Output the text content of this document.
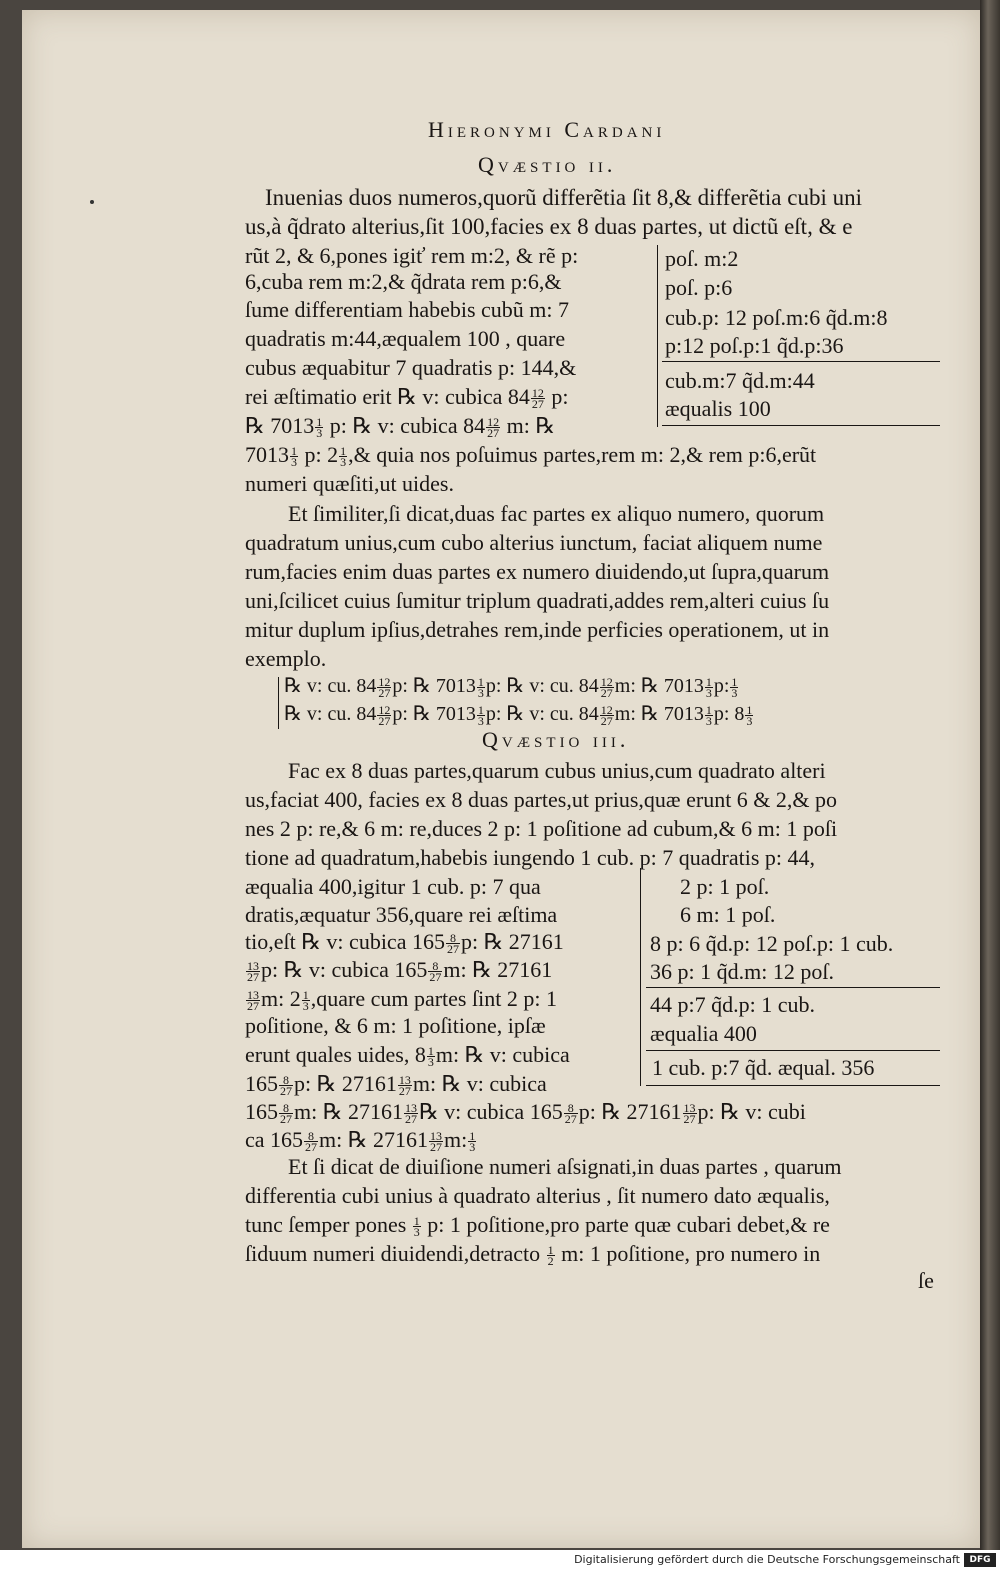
Hieronymi Cardani
Qvæstio ii.
Inuenias duos numeros,quorũ differẽtia ſit 8,& differẽtia cubi uni
us,à q̃drato alterius,ſit 100,facies ex 8 duas partes, ut dictũ eſt, & e
rũt 2, & 6,pones igiť rem m:2, & rẽ p:
6,cuba rem m:2,& q̃drata rem p:6,&
ſume differentiam habebis cubũ m: 7
quadratis m:44,æqualem 100 , quare
cubus æquabitur 7 quadratis p: 144,&
rei æſtimatio erit ℞ v: cubica $84 \frac{12}{27} p$:
℞ $7013 \frac{1}{3} p$: ℞ v: cubica $84 \frac{12}{27} m$: ℞
$7013 \frac{1}{3} p$: $2 \frac{1}{3}$ ,& quia nos poſuimus partes,rem m: 2,& rem p:6,erũt
numeri quæſiti,ut uides.
poſ. m:2
poſ. p:6
cub.p: 12 poſ.m:6 q̃d.m:8
p:12 poſ.p:1 q̃d.p:36
cub.m:7 q̃d.m:44
æqualis 100
Et ſimiliter,ſi dicat,duas fac partes ex aliquo numero, quorum
quadratum unius,cum cubo alterius iunctum, faciat aliquem nume
rum,facies enim duas partes ex numero diuidendo,ut ſupra,quarum
uni,ſcilicet cuius ſumitur triplum quadrati,addes rem,alteri cuius ſu
mitur duplum ipſius,detrahes rem,inde perficies operationem, ut in
exemplo.
℞ v: cu. $84 \frac{12}{27} p$: ℞ $7013 \frac{1}{3} p$: ℞ v: cu. $84 \frac{12}{27} m$: ℞ $7013 \frac{1}{3} p$: $\frac{1}{3}$
℞ v: cu. $84 \frac{12}{27} p$: ℞ $7013 \frac{1}{3} p$: ℞ v: cu. $84 \frac{12}{27} m$: ℞ $7013 \frac{1}{3} p$: $8 \frac{1}{3}$
Qvæstio iii.
Fac ex 8 duas partes,quarum cubus unius,cum quadrato alteri
us,faciat 400, facies ex 8 duas partes,ut prius,quæ erunt 6 & 2,& po
nes 2 p: re,& 6 m: re,duces 2 p: 1 poſitione ad cubum,& 6 m: 1 poſi
tione ad quadratum,habebis iungendo 1 cub. p: 7 quadratis p: 44,
æqualia 400,igitur 1 cub. p: 7 qua
dratis,æquatur 356,quare rei æſtima
tio,eſt ℞ v: cubica $165 \frac{8}{27} p$: ℞ 27161
$\frac{13}{27} p$: ℞ v: cubica $165 \frac{8}{27} m$: ℞ 27161
$\frac{13}{27} m$: $2 \frac{1}{3}$ ,quare cum partes ſint 2 p: 1
poſitione, & 6 m: 1 poſitione, ipſæ
erunt quales uides, $8 \frac{1}{3} m$: ℞ v: cubica
$165 \frac{8}{27} p$: ℞ $27161 \frac{13}{27} m$: ℞ v: cubica
$165 \frac{8}{27} m$: ℞ $27161 \frac{13}{27}$ ℞ v: cubica $165 \frac{8}{27} p$: ℞ $27161 \frac{13}{27} p$: ℞ v: cubi
ca $165 \frac{8}{27} m$: ℞ $27161 \frac{13}{27} m$: $\frac{1}{3}$
2 p: 1 poſ.
6 m: 1 poſ.
8 p: 6 q̃d.p: 12 poſ.p: 1 cub.
36 p: 1 q̃d.m: 12 poſ.
44 p:7 q̃d.p: 1 cub.
æqualia 400
1 cub. p:7 q̃d. æqual. 356
Et ſi dicat de diuiſione numeri aſsignati,in duas partes , quarum
differentia cubi unius à quadrato alterius , ſit numero dato æqualis,
tunc ſemper pones $\frac{1}{3} p$: 1 poſitione,pro parte quæ cubari debet,& re
ſiduum numeri diuidendi,detracto $\frac{1}{2} m$: 1 poſitione, pro numero in
ſe
Digitalisierung gefördert durch die Deutsche Forschungsgemeinschaft	DFG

__REQUEST__
Count how many lines hold the string "pones" and give that number alone.

__THE OUTPUT__
2